_Exercise details:_
Every line below that mentions the word "name" should be copied out.
++++ Supplied data
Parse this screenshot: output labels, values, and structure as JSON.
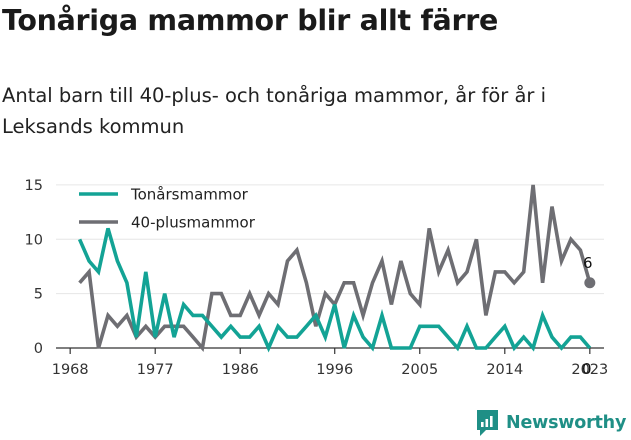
{
  "title": "Tonåriga mammor blir allt färre",
  "subtitle": "Antal barn till 40-plus- och tonåriga mammor, år för år i Leksands kommun",
  "brand": {
    "name": "Newsworthy",
    "icon": "newsworthy-logo-icon",
    "color": "#1f8f86"
  },
  "chart_data": {
    "type": "line",
    "title": "",
    "xlabel": "",
    "ylabel": "",
    "x": [
      1968,
      1969,
      1970,
      1971,
      1972,
      1973,
      1974,
      1975,
      1976,
      1977,
      1978,
      1979,
      1980,
      1981,
      1982,
      1983,
      1984,
      1985,
      1986,
      1987,
      1988,
      1989,
      1990,
      1991,
      1992,
      1993,
      1994,
      1995,
      1996,
      1997,
      1998,
      1999,
      2000,
      2001,
      2002,
      2003,
      2004,
      2005,
      2006,
      2007,
      2008,
      2009,
      2010,
      2011,
      2012,
      2013,
      2014,
      2015,
      2016,
      2017,
      2018,
      2019,
      2020,
      2021,
      2022,
      2023
    ],
    "xlim": [
      1966.5,
      2024.5
    ],
    "ylim": [
      0,
      16
    ],
    "xticks": [
      1968,
      1977,
      1986,
      1996,
      2005,
      2014,
      2023
    ],
    "yticks": [
      0,
      5,
      10,
      15
    ],
    "grid": "horizontal",
    "legend_position": "top-left",
    "series": [
      {
        "name": "Tonårsmammor",
        "color": "#13a395",
        "values": [
          null,
          10,
          8,
          7,
          11,
          8,
          6,
          1,
          7,
          1,
          5,
          1,
          4,
          3,
          3,
          2,
          1,
          2,
          1,
          1,
          2,
          0,
          2,
          1,
          1,
          2,
          3,
          1,
          4,
          0,
          3,
          1,
          0,
          3,
          0,
          0,
          0,
          2,
          2,
          2,
          1,
          0,
          2,
          0,
          0,
          1,
          2,
          0,
          1,
          0,
          3,
          1,
          0,
          1,
          1,
          0
        ],
        "end_value": 0
      },
      {
        "name": "40-plusmammor",
        "color": "#6e6e73",
        "values": [
          null,
          6,
          7,
          0,
          3,
          2,
          3,
          1,
          2,
          1,
          2,
          2,
          2,
          1,
          0,
          5,
          5,
          3,
          3,
          5,
          3,
          5,
          4,
          8,
          9,
          6,
          2,
          5,
          4,
          6,
          6,
          3,
          6,
          8,
          4,
          8,
          5,
          4,
          11,
          7,
          9,
          6,
          7,
          10,
          3,
          7,
          7,
          6,
          7,
          15,
          6,
          13,
          8,
          10,
          9,
          6
        ],
        "end_value": 6
      }
    ]
  }
}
++++++++
_Response below:_
    "name": "Newsworthy",
        "name": "Tonårsmammor",
        "name": "40-plusmammor",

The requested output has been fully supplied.